◆ Your goal
Every entry below must be repeated exactly; skip the pictures.

──────────

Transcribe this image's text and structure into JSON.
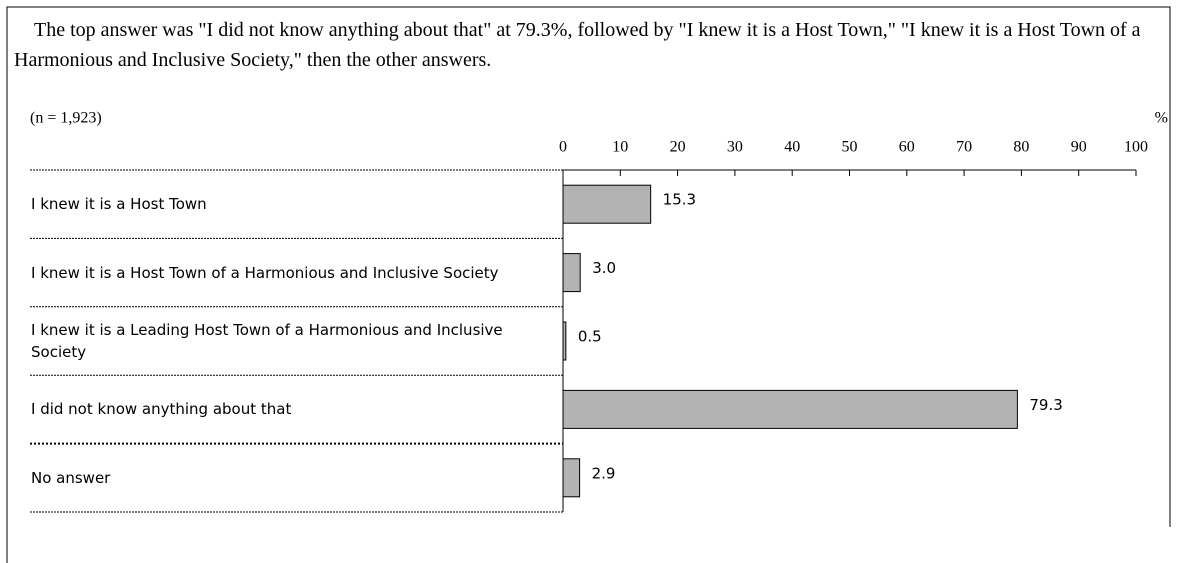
{
  "chart_data": {
    "type": "hbar",
    "title": "The top answer was \"I did not know anything about that\" at 79.3%, followed by \"I knew it is a Host Town,\" \"I knew it is a Host Town of a Harmonious and Inclusive Society,\" then the other answers.",
    "note": "(n = 1,923)",
    "unit": "%",
    "categories": [
      "I knew it is a Host Town",
      "I knew it is a Host Town of a Harmonious and Inclusive Society",
      "I knew it is a Leading Host Town of a Harmonious and Inclusive Society",
      "I did not know anything about that",
      "No answer"
    ],
    "values": [
      15.3,
      3.0,
      0.5,
      79.3,
      2.9
    ],
    "value_labels": [
      "15.3",
      "3.0",
      "0.5",
      "79.3",
      "2.9"
    ],
    "color": "#b3b3b3",
    "xlim": [
      0,
      100
    ],
    "xticks": [
      0,
      10,
      20,
      30,
      40,
      50,
      60,
      70,
      80,
      90,
      100
    ]
  }
}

──────────

◆ Correct response
Transcribe this image's text and structure into JSON.
{
  "chart_data": {
    "type": "hbar",
    "title": "The top answer was \"I did not know anything about that\" at 79.3%, followed by \"I knew it is a Host Town,\" \"I knew it is a Host Town of a Harmonious and Inclusive Society,\" then the other answers.",
    "note": "(n = 1,923)",
    "unit": "%",
    "categories": [
      "I knew it is a Host Town",
      "I knew it is a Host Town of a Harmonious and Inclusive Society",
      "I knew it is a Leading Host Town of a Harmonious and Inclusive Society",
      "I did not know anything about that",
      "No answer"
    ],
    "values": [
      15.3,
      3.0,
      0.5,
      79.3,
      2.9
    ],
    "value_labels": [
      "15.3",
      "3.0",
      "0.5",
      "79.3",
      "2.9"
    ],
    "color": "#b3b3b3",
    "xlim": [
      0,
      100
    ],
    "xticks": [
      0,
      10,
      20,
      30,
      40,
      50,
      60,
      70,
      80,
      90,
      100
    ]
  }
}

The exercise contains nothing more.